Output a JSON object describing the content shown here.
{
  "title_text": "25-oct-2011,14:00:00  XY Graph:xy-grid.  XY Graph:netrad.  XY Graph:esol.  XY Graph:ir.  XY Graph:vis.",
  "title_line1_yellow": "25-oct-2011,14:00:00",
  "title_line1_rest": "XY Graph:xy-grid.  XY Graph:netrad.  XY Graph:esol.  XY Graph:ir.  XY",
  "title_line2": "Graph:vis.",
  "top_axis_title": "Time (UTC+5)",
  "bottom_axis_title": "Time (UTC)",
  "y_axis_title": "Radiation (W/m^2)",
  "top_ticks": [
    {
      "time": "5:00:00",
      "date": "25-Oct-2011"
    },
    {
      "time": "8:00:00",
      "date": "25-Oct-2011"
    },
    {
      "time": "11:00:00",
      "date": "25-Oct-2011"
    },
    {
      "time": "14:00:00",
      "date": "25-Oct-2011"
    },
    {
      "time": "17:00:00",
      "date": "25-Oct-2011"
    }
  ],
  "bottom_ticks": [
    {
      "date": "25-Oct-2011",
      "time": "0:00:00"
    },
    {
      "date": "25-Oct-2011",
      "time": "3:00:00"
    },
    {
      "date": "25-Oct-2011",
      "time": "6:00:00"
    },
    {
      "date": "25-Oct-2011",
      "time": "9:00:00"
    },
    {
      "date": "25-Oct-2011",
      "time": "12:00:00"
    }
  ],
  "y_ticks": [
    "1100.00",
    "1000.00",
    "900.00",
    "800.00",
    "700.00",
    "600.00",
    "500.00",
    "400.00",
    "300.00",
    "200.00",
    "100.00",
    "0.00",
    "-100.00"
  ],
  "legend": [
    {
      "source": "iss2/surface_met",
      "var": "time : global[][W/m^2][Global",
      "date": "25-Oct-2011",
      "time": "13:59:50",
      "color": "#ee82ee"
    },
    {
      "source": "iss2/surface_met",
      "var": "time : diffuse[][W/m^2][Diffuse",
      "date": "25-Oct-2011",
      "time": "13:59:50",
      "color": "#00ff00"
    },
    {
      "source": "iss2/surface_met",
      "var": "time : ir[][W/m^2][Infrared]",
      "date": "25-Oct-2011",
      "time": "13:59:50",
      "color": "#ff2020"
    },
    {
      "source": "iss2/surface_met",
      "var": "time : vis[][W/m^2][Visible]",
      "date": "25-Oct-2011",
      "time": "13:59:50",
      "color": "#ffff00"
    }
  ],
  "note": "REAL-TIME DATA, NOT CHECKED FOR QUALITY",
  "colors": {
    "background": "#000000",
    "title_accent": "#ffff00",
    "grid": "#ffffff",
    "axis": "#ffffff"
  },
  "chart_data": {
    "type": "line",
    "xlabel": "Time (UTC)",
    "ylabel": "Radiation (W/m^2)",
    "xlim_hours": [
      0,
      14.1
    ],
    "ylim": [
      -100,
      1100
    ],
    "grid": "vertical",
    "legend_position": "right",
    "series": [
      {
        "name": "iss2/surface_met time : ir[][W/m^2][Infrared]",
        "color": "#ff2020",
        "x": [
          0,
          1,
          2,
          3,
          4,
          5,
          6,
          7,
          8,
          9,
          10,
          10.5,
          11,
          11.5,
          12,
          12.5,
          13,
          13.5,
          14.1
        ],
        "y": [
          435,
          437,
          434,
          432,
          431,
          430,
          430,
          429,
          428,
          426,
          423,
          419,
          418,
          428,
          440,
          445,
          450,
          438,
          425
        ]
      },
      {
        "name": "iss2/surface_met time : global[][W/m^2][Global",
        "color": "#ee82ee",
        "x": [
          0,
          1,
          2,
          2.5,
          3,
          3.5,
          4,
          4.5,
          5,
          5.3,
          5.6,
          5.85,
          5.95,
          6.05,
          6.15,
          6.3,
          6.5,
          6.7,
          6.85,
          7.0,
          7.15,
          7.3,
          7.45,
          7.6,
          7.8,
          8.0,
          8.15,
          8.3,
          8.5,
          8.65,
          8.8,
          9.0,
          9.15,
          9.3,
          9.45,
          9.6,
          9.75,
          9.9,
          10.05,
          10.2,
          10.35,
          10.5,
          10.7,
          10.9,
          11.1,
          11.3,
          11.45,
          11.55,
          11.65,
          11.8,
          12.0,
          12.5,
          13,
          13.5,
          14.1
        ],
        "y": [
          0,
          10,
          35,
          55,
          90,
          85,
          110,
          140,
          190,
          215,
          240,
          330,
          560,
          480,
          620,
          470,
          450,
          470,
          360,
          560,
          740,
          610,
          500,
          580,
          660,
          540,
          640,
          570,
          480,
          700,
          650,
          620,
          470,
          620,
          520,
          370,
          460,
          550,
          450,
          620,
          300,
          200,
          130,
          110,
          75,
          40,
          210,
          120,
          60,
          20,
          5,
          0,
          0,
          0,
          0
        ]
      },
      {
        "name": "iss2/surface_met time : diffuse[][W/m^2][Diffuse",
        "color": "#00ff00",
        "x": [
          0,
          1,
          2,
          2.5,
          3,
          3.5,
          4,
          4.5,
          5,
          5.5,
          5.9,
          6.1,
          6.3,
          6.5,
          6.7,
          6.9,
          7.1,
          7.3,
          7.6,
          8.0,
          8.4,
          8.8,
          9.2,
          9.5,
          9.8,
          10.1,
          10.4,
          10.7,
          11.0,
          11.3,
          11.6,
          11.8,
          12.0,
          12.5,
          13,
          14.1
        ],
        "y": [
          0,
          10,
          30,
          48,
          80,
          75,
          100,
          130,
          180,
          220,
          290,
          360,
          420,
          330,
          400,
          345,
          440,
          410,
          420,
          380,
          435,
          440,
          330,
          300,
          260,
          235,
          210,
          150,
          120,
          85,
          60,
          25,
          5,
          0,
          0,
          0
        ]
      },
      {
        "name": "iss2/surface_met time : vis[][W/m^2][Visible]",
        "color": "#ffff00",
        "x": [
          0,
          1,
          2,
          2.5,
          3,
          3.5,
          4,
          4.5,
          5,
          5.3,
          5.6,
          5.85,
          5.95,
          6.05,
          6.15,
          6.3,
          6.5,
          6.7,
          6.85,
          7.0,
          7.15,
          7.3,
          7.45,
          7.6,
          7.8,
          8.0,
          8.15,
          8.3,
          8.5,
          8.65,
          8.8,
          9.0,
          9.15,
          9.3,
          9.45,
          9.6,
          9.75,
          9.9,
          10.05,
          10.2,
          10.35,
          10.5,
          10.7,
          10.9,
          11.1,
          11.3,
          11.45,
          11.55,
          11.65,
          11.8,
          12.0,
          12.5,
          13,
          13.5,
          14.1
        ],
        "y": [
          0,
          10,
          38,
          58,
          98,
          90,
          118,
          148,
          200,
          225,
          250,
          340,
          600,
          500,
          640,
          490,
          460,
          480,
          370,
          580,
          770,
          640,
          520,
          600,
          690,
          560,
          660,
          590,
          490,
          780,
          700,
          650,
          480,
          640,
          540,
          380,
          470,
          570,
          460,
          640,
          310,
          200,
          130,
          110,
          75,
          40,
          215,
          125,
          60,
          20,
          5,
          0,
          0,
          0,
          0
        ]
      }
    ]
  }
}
● ● ●
**Exercise details:** Exactly reproduce all of the entries above.

**Problem solution:**
Output a JSON object describing the content shown here.
{
  "title_text": "25-oct-2011,14:00:00  XY Graph:xy-grid.  XY Graph:netrad.  XY Graph:esol.  XY Graph:ir.  XY Graph:vis.",
  "title_line1_yellow": "25-oct-2011,14:00:00",
  "title_line1_rest": "XY Graph:xy-grid.  XY Graph:netrad.  XY Graph:esol.  XY Graph:ir.  XY",
  "title_line2": "Graph:vis.",
  "top_axis_title": "Time (UTC+5)",
  "bottom_axis_title": "Time (UTC)",
  "y_axis_title": "Radiation (W/m^2)",
  "top_ticks": [
    {
      "time": "5:00:00",
      "date": "25-Oct-2011"
    },
    {
      "time": "8:00:00",
      "date": "25-Oct-2011"
    },
    {
      "time": "11:00:00",
      "date": "25-Oct-2011"
    },
    {
      "time": "14:00:00",
      "date": "25-Oct-2011"
    },
    {
      "time": "17:00:00",
      "date": "25-Oct-2011"
    }
  ],
  "bottom_ticks": [
    {
      "date": "25-Oct-2011",
      "time": "0:00:00"
    },
    {
      "date": "25-Oct-2011",
      "time": "3:00:00"
    },
    {
      "date": "25-Oct-2011",
      "time": "6:00:00"
    },
    {
      "date": "25-Oct-2011",
      "time": "9:00:00"
    },
    {
      "date": "25-Oct-2011",
      "time": "12:00:00"
    }
  ],
  "y_ticks": [
    "1100.00",
    "1000.00",
    "900.00",
    "800.00",
    "700.00",
    "600.00",
    "500.00",
    "400.00",
    "300.00",
    "200.00",
    "100.00",
    "0.00",
    "-100.00"
  ],
  "legend": [
    {
      "source": "iss2/surface_met",
      "var": "time : global[][W/m^2][Global",
      "date": "25-Oct-2011",
      "time": "13:59:50",
      "color": "#ee82ee"
    },
    {
      "source": "iss2/surface_met",
      "var": "time : diffuse[][W/m^2][Diffuse",
      "date": "25-Oct-2011",
      "time": "13:59:50",
      "color": "#00ff00"
    },
    {
      "source": "iss2/surface_met",
      "var": "time : ir[][W/m^2][Infrared]",
      "date": "25-Oct-2011",
      "time": "13:59:50",
      "color": "#ff2020"
    },
    {
      "source": "iss2/surface_met",
      "var": "time : vis[][W/m^2][Visible]",
      "date": "25-Oct-2011",
      "time": "13:59:50",
      "color": "#ffff00"
    }
  ],
  "note": "REAL-TIME DATA, NOT CHECKED FOR QUALITY",
  "colors": {
    "background": "#000000",
    "title_accent": "#ffff00",
    "grid": "#ffffff",
    "axis": "#ffffff"
  },
  "chart_data": {
    "type": "line",
    "xlabel": "Time (UTC)",
    "ylabel": "Radiation (W/m^2)",
    "xlim_hours": [
      0,
      14.1
    ],
    "ylim": [
      -100,
      1100
    ],
    "grid": "vertical",
    "legend_position": "right",
    "series": [
      {
        "name": "iss2/surface_met time : ir[][W/m^2][Infrared]",
        "color": "#ff2020",
        "x": [
          0,
          1,
          2,
          3,
          4,
          5,
          6,
          7,
          8,
          9,
          10,
          10.5,
          11,
          11.5,
          12,
          12.5,
          13,
          13.5,
          14.1
        ],
        "y": [
          435,
          437,
          434,
          432,
          431,
          430,
          430,
          429,
          428,
          426,
          423,
          419,
          418,
          428,
          440,
          445,
          450,
          438,
          425
        ]
      },
      {
        "name": "iss2/surface_met time : global[][W/m^2][Global",
        "color": "#ee82ee",
        "x": [
          0,
          1,
          2,
          2.5,
          3,
          3.5,
          4,
          4.5,
          5,
          5.3,
          5.6,
          5.85,
          5.95,
          6.05,
          6.15,
          6.3,
          6.5,
          6.7,
          6.85,
          7.0,
          7.15,
          7.3,
          7.45,
          7.6,
          7.8,
          8.0,
          8.15,
          8.3,
          8.5,
          8.65,
          8.8,
          9.0,
          9.15,
          9.3,
          9.45,
          9.6,
          9.75,
          9.9,
          10.05,
          10.2,
          10.35,
          10.5,
          10.7,
          10.9,
          11.1,
          11.3,
          11.45,
          11.55,
          11.65,
          11.8,
          12.0,
          12.5,
          13,
          13.5,
          14.1
        ],
        "y": [
          0,
          10,
          35,
          55,
          90,
          85,
          110,
          140,
          190,
          215,
          240,
          330,
          560,
          480,
          620,
          470,
          450,
          470,
          360,
          560,
          740,
          610,
          500,
          580,
          660,
          540,
          640,
          570,
          480,
          700,
          650,
          620,
          470,
          620,
          520,
          370,
          460,
          550,
          450,
          620,
          300,
          200,
          130,
          110,
          75,
          40,
          210,
          120,
          60,
          20,
          5,
          0,
          0,
          0,
          0
        ]
      },
      {
        "name": "iss2/surface_met time : diffuse[][W/m^2][Diffuse",
        "color": "#00ff00",
        "x": [
          0,
          1,
          2,
          2.5,
          3,
          3.5,
          4,
          4.5,
          5,
          5.5,
          5.9,
          6.1,
          6.3,
          6.5,
          6.7,
          6.9,
          7.1,
          7.3,
          7.6,
          8.0,
          8.4,
          8.8,
          9.2,
          9.5,
          9.8,
          10.1,
          10.4,
          10.7,
          11.0,
          11.3,
          11.6,
          11.8,
          12.0,
          12.5,
          13,
          14.1
        ],
        "y": [
          0,
          10,
          30,
          48,
          80,
          75,
          100,
          130,
          180,
          220,
          290,
          360,
          420,
          330,
          400,
          345,
          440,
          410,
          420,
          380,
          435,
          440,
          330,
          300,
          260,
          235,
          210,
          150,
          120,
          85,
          60,
          25,
          5,
          0,
          0,
          0
        ]
      },
      {
        "name": "iss2/surface_met time : vis[][W/m^2][Visible]",
        "color": "#ffff00",
        "x": [
          0,
          1,
          2,
          2.5,
          3,
          3.5,
          4,
          4.5,
          5,
          5.3,
          5.6,
          5.85,
          5.95,
          6.05,
          6.15,
          6.3,
          6.5,
          6.7,
          6.85,
          7.0,
          7.15,
          7.3,
          7.45,
          7.6,
          7.8,
          8.0,
          8.15,
          8.3,
          8.5,
          8.65,
          8.8,
          9.0,
          9.15,
          9.3,
          9.45,
          9.6,
          9.75,
          9.9,
          10.05,
          10.2,
          10.35,
          10.5,
          10.7,
          10.9,
          11.1,
          11.3,
          11.45,
          11.55,
          11.65,
          11.8,
          12.0,
          12.5,
          13,
          13.5,
          14.1
        ],
        "y": [
          0,
          10,
          38,
          58,
          98,
          90,
          118,
          148,
          200,
          225,
          250,
          340,
          600,
          500,
          640,
          490,
          460,
          480,
          370,
          580,
          770,
          640,
          520,
          600,
          690,
          560,
          660,
          590,
          490,
          780,
          700,
          650,
          480,
          640,
          540,
          380,
          470,
          570,
          460,
          640,
          310,
          200,
          130,
          110,
          75,
          40,
          215,
          125,
          60,
          20,
          5,
          0,
          0,
          0,
          0
        ]
      }
    ]
  }
}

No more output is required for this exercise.